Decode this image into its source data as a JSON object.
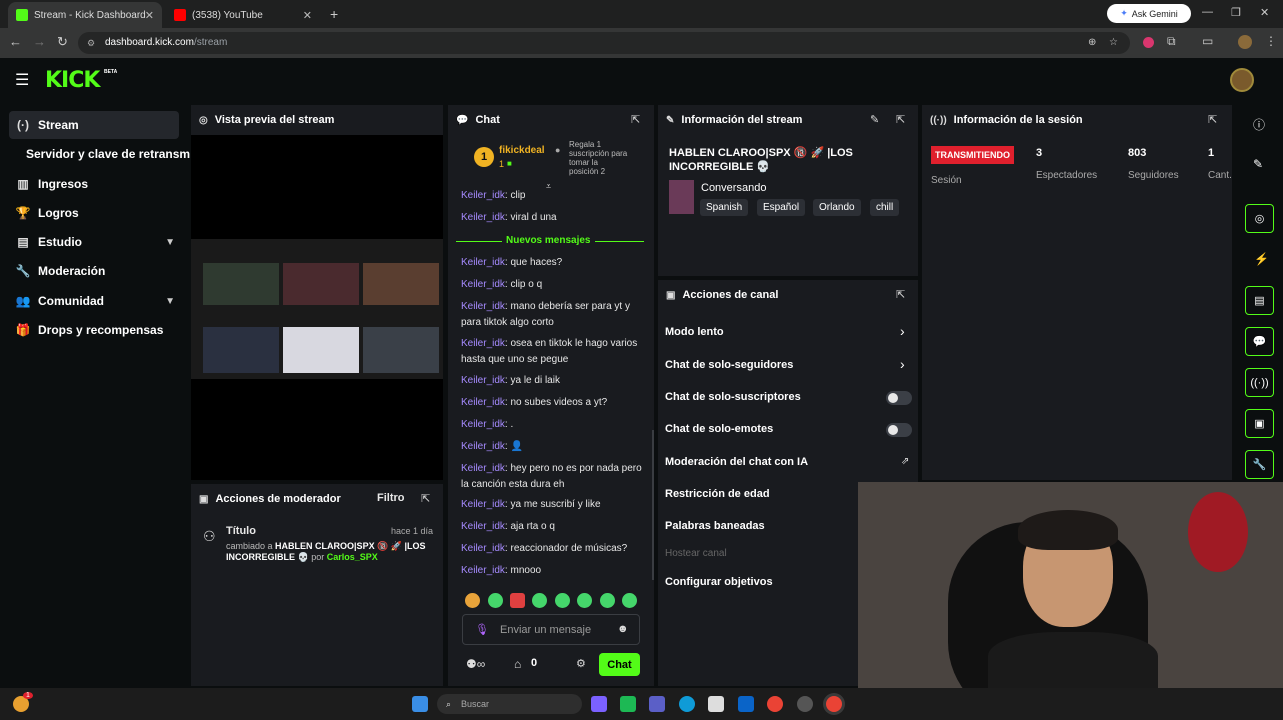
{
  "browser": {
    "tabs": [
      {
        "title": "Stream - Kick Dashboard"
      },
      {
        "title": "(3538) YouTube"
      }
    ],
    "url_host": "dashboard.kick.com",
    "url_path": "/stream",
    "gemini_label": "Ask Gemini"
  },
  "header": {
    "logo": "KICK",
    "badge": "BETA"
  },
  "sidebar": {
    "items": [
      {
        "label": "Stream"
      },
      {
        "label": "Servidor y clave de retransm"
      },
      {
        "label": "Ingresos"
      },
      {
        "label": "Logros"
      },
      {
        "label": "Estudio"
      },
      {
        "label": "Moderación"
      },
      {
        "label": "Comunidad"
      },
      {
        "label": "Drops y recompensas"
      }
    ]
  },
  "preview": {
    "title": "Vista previa del stream"
  },
  "mod_actions": {
    "title": "Acciones de moderador",
    "filter": "Filtro",
    "entry": {
      "label": "Título",
      "time": "hace 1 día",
      "change_prefix": "cambiado a",
      "change_title": "HABLEN CLAROO|SPX 🔞 🚀 |LOS INCORREGIBLE 💀",
      "by": "por",
      "author": "Carlos_SPX"
    }
  },
  "chat": {
    "title": "Chat",
    "top_gifter": {
      "name": "fikickdeal",
      "rank": "1",
      "count": "1"
    },
    "gift_text": "Regala 1 suscripción para tomar la posición 2",
    "new_messages": "Nuevos mensajes",
    "messages": [
      {
        "user": "Keiler_idk",
        "text": "clip"
      },
      {
        "user": "Keiler_idk",
        "text": "viral d una"
      },
      {
        "user": "Keiler_idk",
        "text": "que haces?"
      },
      {
        "user": "Keiler_idk",
        "text": "clip o q"
      },
      {
        "user": "Keiler_idk",
        "text": "mano debería ser para yt y para tiktok algo corto"
      },
      {
        "user": "Keiler_idk",
        "text": "osea en tiktok le hago varios hasta que uno se pegue"
      },
      {
        "user": "Keiler_idk",
        "text": "ya le di laik"
      },
      {
        "user": "Keiler_idk",
        "text": "no subes videos a yt?"
      },
      {
        "user": "Keiler_idk",
        "text": "."
      },
      {
        "user": "Keiler_idk",
        "text": "👤"
      },
      {
        "user": "Keiler_idk",
        "text": "hey pero no es por nada pero la canción esta dura eh"
      },
      {
        "user": "Keiler_idk",
        "text": "ya me suscribí y like"
      },
      {
        "user": "Keiler_idk",
        "text": "aja rta o q"
      },
      {
        "user": "Keiler_idk",
        "text": "reaccionador de músicas?"
      },
      {
        "user": "Keiler_idk",
        "text": "mnooo"
      }
    ],
    "input_placeholder": "Enviar un mensaje",
    "points": "0",
    "send_label": "Chat"
  },
  "stream_info": {
    "title": "Información del stream",
    "stream_title": "HABLEN CLAROO|SPX 🔞 🚀 |LOS INCORREGIBLE 💀",
    "category": "Conversando",
    "tags": [
      "Spanish",
      "Español",
      "Orlando",
      "chill"
    ]
  },
  "session": {
    "title": "Información de la sesión",
    "status": "TRANSMITIENDO",
    "status_label": "Sesión",
    "stats": [
      {
        "value": "3",
        "label": "Espectadores"
      },
      {
        "value": "803",
        "label": "Seguidores"
      },
      {
        "value": "1",
        "label": "Cant. susc"
      }
    ]
  },
  "channel_actions": {
    "title": "Acciones de canal",
    "items": [
      {
        "label": "Modo lento"
      },
      {
        "label": "Chat de solo-seguidores"
      },
      {
        "label": "Chat de solo-suscriptores"
      },
      {
        "label": "Chat de solo-emotes"
      },
      {
        "label": "Moderación del chat con IA"
      },
      {
        "label": "Restricción de edad"
      },
      {
        "label": "Palabras baneadas"
      },
      {
        "label": "Hostear canal"
      },
      {
        "label": "Configurar objetivos"
      }
    ]
  },
  "taskbar": {
    "search_placeholder": "Buscar",
    "notif_count": "1"
  },
  "colors": {
    "accent": "#53fc18",
    "live": "#e0202d",
    "username": "#a68bff",
    "panel": "#191b1f",
    "bg": "#0b0e0f"
  }
}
========================================================================
In how many lines of the material does the string "HABLEN" appear? Reply with the number only.

ANSWER :: 2